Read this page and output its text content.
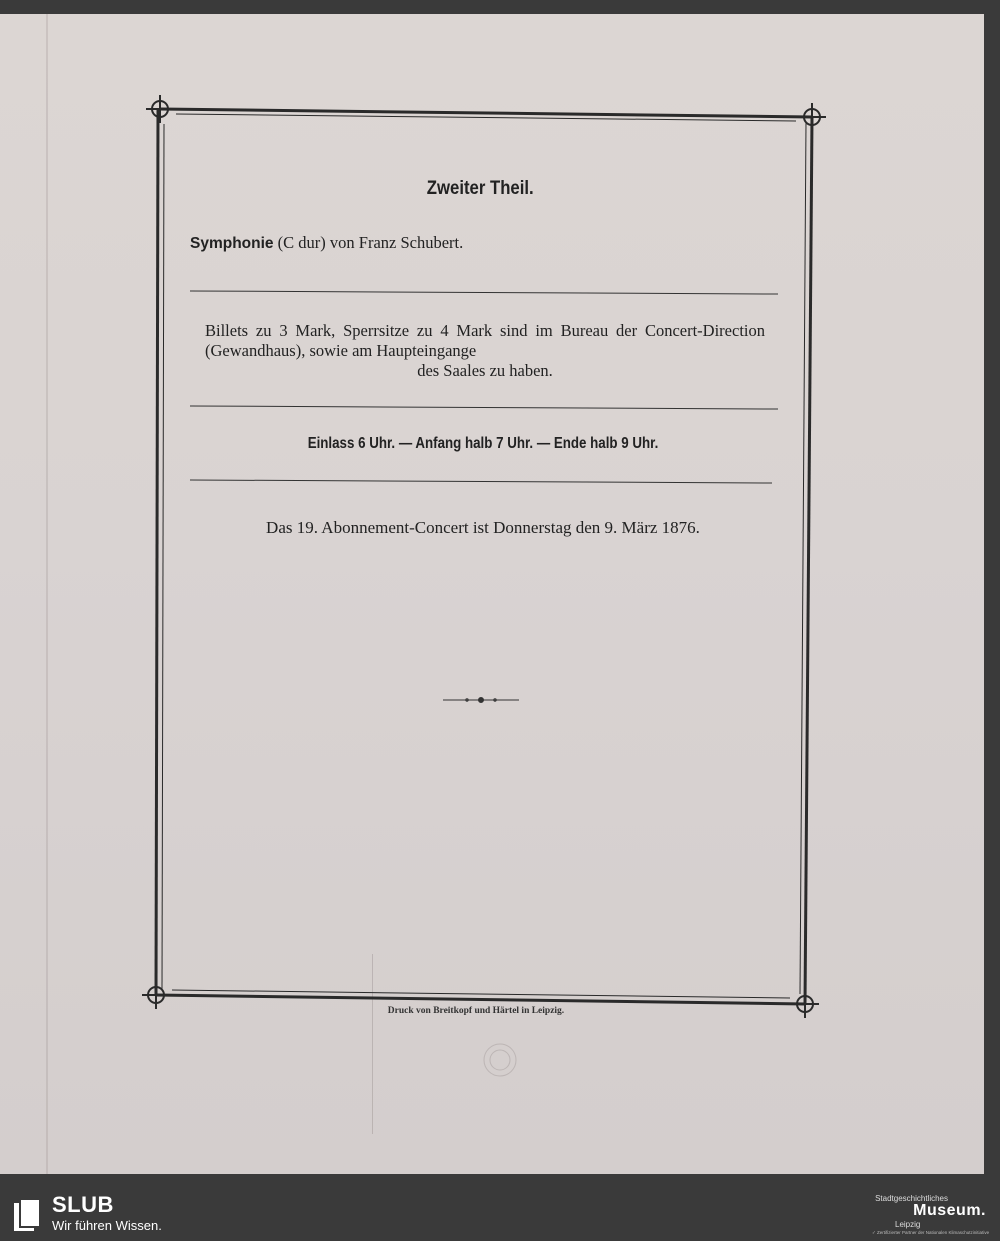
Zweiter Theil.
Symphonie (C dur) von Franz Schubert.
Billets zu 3 Mark, Sperrsitze zu 4 Mark sind im Bureau der Concert-Direction (Gewandhaus), sowie am Haupteingange
des Saales zu haben.
Einlass 6 Uhr. — Anfang halb 7 Uhr. — Ende halb 9 Uhr.
Das 19. Abonnement-Concert ist Donnerstag den 9. März 1876.
Druck von Breitkopf und Härtel in Leipzig.
SLUB
Wir führen Wissen.
Stadtgeschichtliches
Museum.
Leipzig
✓ Zertifizierter Partner der Nationalen Klimaschutzinitiative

THE EXERCISE
Collect the lines that hold "Concert".

ANSWER TO THIS EXERCISE
Billets zu 3 Mark, Sperrsitze zu 4 Mark sind im Bureau der Concert-Direction (Gewandhaus), sowie am Haupteingange
Das 19. Abonnement-Concert ist Donnerstag den 9. März 1876.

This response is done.